Every line must be returned precisely as it is written.

Task input
================
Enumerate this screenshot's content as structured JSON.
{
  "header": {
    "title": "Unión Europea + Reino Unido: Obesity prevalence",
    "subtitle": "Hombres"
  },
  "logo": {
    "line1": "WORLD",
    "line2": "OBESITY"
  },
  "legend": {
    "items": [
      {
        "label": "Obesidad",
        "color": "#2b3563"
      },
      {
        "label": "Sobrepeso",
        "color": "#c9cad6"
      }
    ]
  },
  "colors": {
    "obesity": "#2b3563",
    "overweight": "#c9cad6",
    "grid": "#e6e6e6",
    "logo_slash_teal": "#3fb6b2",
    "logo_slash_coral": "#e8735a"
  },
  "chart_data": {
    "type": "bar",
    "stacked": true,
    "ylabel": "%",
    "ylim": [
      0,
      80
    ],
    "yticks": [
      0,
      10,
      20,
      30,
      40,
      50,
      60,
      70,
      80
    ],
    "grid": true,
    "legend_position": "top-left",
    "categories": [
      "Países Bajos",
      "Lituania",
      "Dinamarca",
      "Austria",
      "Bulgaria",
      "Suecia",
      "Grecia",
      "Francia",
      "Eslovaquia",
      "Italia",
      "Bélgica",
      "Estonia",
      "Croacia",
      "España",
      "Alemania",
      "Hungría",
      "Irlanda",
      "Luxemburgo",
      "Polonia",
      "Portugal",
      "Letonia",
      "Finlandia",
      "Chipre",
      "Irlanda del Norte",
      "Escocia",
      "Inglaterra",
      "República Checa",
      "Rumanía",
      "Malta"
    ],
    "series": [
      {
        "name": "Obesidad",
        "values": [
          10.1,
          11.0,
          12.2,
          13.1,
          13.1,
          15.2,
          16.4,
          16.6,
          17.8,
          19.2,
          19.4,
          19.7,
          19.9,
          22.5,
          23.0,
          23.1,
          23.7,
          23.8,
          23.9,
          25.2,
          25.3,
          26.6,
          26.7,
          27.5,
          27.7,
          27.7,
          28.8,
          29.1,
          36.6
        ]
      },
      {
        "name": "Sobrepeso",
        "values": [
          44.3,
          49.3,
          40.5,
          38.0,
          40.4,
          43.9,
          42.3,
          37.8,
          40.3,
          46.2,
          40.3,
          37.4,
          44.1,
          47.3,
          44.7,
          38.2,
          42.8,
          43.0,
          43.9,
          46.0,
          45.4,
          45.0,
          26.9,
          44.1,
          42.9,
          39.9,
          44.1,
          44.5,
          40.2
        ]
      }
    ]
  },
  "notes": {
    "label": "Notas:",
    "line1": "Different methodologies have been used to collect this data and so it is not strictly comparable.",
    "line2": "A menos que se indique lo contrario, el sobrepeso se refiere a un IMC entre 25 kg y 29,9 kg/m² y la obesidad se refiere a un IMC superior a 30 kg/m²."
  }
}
================
Solution
Enumerate this screenshot's content as structured JSON.
{
  "header": {
    "title": "Unión Europea + Reino Unido: Obesity prevalence",
    "subtitle": "Hombres"
  },
  "logo": {
    "line1": "WORLD",
    "line2": "OBESITY"
  },
  "legend": {
    "items": [
      {
        "label": "Obesidad",
        "color": "#2b3563"
      },
      {
        "label": "Sobrepeso",
        "color": "#c9cad6"
      }
    ]
  },
  "colors": {
    "obesity": "#2b3563",
    "overweight": "#c9cad6",
    "grid": "#e6e6e6",
    "logo_slash_teal": "#3fb6b2",
    "logo_slash_coral": "#e8735a"
  },
  "chart_data": {
    "type": "bar",
    "stacked": true,
    "ylabel": "%",
    "ylim": [
      0,
      80
    ],
    "yticks": [
      0,
      10,
      20,
      30,
      40,
      50,
      60,
      70,
      80
    ],
    "grid": true,
    "legend_position": "top-left",
    "categories": [
      "Países Bajos",
      "Lituania",
      "Dinamarca",
      "Austria",
      "Bulgaria",
      "Suecia",
      "Grecia",
      "Francia",
      "Eslovaquia",
      "Italia",
      "Bélgica",
      "Estonia",
      "Croacia",
      "España",
      "Alemania",
      "Hungría",
      "Irlanda",
      "Luxemburgo",
      "Polonia",
      "Portugal",
      "Letonia",
      "Finlandia",
      "Chipre",
      "Irlanda del Norte",
      "Escocia",
      "Inglaterra",
      "República Checa",
      "Rumanía",
      "Malta"
    ],
    "series": [
      {
        "name": "Obesidad",
        "values": [
          10.1,
          11.0,
          12.2,
          13.1,
          13.1,
          15.2,
          16.4,
          16.6,
          17.8,
          19.2,
          19.4,
          19.7,
          19.9,
          22.5,
          23.0,
          23.1,
          23.7,
          23.8,
          23.9,
          25.2,
          25.3,
          26.6,
          26.7,
          27.5,
          27.7,
          27.7,
          28.8,
          29.1,
          36.6
        ]
      },
      {
        "name": "Sobrepeso",
        "values": [
          44.3,
          49.3,
          40.5,
          38.0,
          40.4,
          43.9,
          42.3,
          37.8,
          40.3,
          46.2,
          40.3,
          37.4,
          44.1,
          47.3,
          44.7,
          38.2,
          42.8,
          43.0,
          43.9,
          46.0,
          45.4,
          45.0,
          26.9,
          44.1,
          42.9,
          39.9,
          44.1,
          44.5,
          40.2
        ]
      }
    ]
  },
  "notes": {
    "label": "Notas:",
    "line1": "Different methodologies have been used to collect this data and so it is not strictly comparable.",
    "line2": "A menos que se indique lo contrario, el sobrepeso se refiere a un IMC entre 25 kg y 29,9 kg/m² y la obesidad se refiere a un IMC superior a 30 kg/m²."
  }
}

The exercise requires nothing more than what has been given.